##### Given information #####

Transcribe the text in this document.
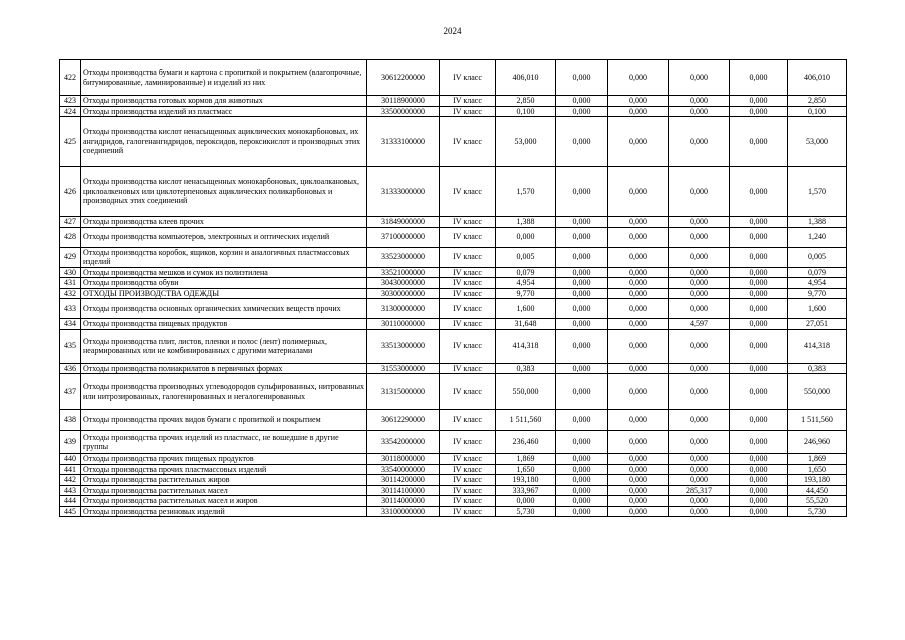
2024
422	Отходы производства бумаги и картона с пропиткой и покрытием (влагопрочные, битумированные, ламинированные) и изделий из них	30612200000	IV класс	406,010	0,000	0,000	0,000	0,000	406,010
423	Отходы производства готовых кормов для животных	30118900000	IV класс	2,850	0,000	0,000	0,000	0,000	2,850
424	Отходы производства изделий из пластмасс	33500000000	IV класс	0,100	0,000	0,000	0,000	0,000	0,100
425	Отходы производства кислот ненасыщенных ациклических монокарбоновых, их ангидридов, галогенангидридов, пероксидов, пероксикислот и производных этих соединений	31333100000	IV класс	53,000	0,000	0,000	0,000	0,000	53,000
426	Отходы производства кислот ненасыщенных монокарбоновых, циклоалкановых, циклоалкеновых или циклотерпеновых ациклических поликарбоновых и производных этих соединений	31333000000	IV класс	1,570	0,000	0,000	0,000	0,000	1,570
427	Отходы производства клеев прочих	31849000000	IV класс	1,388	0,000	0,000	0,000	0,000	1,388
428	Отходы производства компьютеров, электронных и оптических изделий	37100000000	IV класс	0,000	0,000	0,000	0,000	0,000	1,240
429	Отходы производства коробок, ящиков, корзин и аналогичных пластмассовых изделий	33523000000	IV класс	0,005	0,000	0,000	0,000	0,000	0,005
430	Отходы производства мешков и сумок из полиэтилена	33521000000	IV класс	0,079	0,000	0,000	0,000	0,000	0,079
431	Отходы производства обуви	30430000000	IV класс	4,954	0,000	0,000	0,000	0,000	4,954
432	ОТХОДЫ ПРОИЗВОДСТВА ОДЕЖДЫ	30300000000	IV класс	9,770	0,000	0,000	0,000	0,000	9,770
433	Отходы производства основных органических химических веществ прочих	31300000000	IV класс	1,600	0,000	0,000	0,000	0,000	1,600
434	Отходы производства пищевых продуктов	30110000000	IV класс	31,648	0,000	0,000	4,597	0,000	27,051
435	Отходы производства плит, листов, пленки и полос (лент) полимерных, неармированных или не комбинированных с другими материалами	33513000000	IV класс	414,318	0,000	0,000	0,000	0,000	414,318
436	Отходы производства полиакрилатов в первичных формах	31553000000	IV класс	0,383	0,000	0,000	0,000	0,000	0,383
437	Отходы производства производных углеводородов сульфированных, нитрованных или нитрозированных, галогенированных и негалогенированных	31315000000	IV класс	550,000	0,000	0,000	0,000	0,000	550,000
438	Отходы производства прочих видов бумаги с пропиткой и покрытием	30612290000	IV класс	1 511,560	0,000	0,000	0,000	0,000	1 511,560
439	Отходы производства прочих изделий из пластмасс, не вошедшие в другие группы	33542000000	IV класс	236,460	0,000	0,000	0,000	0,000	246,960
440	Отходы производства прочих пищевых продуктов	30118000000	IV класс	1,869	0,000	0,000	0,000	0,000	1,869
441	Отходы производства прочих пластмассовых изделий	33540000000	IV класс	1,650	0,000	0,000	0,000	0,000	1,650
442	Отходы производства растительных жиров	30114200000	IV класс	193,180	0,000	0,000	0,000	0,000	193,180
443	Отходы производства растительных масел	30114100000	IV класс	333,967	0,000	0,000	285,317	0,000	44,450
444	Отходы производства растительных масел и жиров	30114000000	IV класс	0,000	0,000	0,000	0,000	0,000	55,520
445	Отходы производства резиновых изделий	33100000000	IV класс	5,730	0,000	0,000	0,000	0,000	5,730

#####
##### Given information #####

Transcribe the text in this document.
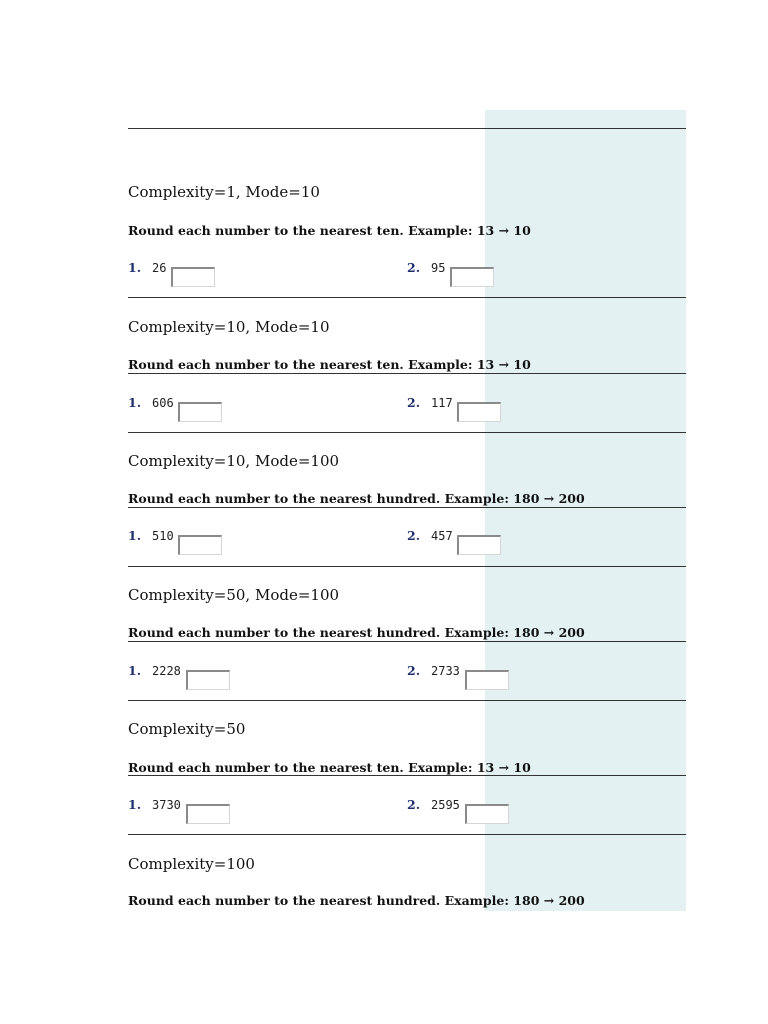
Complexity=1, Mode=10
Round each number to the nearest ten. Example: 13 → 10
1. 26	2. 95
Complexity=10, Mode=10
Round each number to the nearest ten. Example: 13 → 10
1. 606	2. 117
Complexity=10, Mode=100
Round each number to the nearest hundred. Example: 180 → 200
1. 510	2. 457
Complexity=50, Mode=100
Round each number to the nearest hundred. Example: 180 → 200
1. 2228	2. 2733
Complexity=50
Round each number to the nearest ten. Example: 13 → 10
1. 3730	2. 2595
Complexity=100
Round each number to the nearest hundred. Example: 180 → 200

#####
##### Given information #####

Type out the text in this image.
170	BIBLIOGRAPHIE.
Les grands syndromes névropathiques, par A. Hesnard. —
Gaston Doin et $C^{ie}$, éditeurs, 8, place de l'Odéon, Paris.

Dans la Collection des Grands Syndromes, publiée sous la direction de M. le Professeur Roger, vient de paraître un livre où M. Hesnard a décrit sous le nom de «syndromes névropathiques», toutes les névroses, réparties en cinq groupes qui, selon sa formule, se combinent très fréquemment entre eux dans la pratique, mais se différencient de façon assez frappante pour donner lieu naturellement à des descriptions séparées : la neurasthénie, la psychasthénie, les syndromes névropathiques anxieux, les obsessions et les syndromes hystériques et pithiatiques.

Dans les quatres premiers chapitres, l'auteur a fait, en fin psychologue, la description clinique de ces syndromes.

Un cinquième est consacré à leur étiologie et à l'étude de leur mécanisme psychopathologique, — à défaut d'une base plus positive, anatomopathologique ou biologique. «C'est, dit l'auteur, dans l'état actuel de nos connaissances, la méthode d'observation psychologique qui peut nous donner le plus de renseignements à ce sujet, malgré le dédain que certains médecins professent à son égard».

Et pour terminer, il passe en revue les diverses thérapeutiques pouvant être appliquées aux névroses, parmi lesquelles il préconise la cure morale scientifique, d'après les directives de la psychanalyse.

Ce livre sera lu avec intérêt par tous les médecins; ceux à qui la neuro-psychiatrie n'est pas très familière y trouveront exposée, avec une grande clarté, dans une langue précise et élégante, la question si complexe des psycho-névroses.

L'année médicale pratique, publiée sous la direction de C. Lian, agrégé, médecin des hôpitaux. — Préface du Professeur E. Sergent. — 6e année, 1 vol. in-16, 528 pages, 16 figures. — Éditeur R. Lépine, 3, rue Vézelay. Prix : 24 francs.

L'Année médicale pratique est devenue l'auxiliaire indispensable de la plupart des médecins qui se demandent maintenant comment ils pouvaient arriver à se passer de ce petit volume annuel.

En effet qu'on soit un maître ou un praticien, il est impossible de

#####

Task goal -> Indicate how many lines of the material contain the string "Complexity", giving the number and nothing more.

Answer to the task -> 6